**REQUEST**
Retype each line exactly. Skip images.
BEGIN DATA SUPPLIED
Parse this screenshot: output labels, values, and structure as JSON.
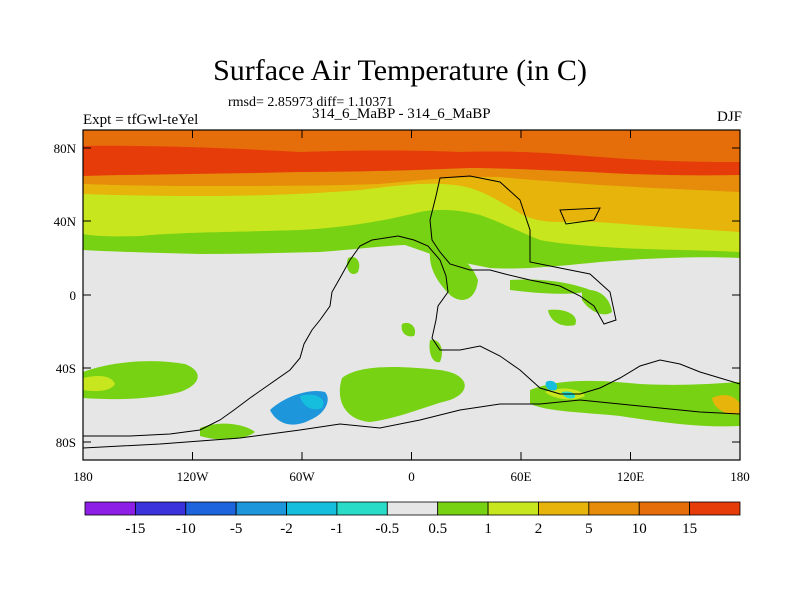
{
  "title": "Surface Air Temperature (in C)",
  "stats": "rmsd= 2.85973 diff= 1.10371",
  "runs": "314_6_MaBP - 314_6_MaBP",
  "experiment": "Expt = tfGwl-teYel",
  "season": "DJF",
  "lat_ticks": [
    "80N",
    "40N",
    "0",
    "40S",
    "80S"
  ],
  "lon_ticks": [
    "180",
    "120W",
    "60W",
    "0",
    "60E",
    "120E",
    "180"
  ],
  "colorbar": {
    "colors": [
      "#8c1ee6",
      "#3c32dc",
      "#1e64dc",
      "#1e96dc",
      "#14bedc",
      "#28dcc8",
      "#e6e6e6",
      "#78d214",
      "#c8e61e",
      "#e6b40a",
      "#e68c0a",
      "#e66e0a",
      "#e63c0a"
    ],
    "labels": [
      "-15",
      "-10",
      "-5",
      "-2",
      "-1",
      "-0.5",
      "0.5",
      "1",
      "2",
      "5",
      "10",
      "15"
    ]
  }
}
END DATA SUPPLIED
**RESPONSE**
Parse this screenshot: output labels, values, and structure as JSON.
{
  "title": "Surface Air Temperature (in C)",
  "stats": "rmsd= 2.85973 diff= 1.10371",
  "runs": "314_6_MaBP - 314_6_MaBP",
  "experiment": "Expt = tfGwl-teYel",
  "season": "DJF",
  "lat_ticks": [
    "80N",
    "40N",
    "0",
    "40S",
    "80S"
  ],
  "lon_ticks": [
    "180",
    "120W",
    "60W",
    "0",
    "60E",
    "120E",
    "180"
  ],
  "colorbar": {
    "colors": [
      "#8c1ee6",
      "#3c32dc",
      "#1e64dc",
      "#1e96dc",
      "#14bedc",
      "#28dcc8",
      "#e6e6e6",
      "#78d214",
      "#c8e61e",
      "#e6b40a",
      "#e68c0a",
      "#e66e0a",
      "#e63c0a"
    ],
    "labels": [
      "-15",
      "-10",
      "-5",
      "-2",
      "-1",
      "-0.5",
      "0.5",
      "1",
      "2",
      "5",
      "10",
      "15"
    ]
  }
}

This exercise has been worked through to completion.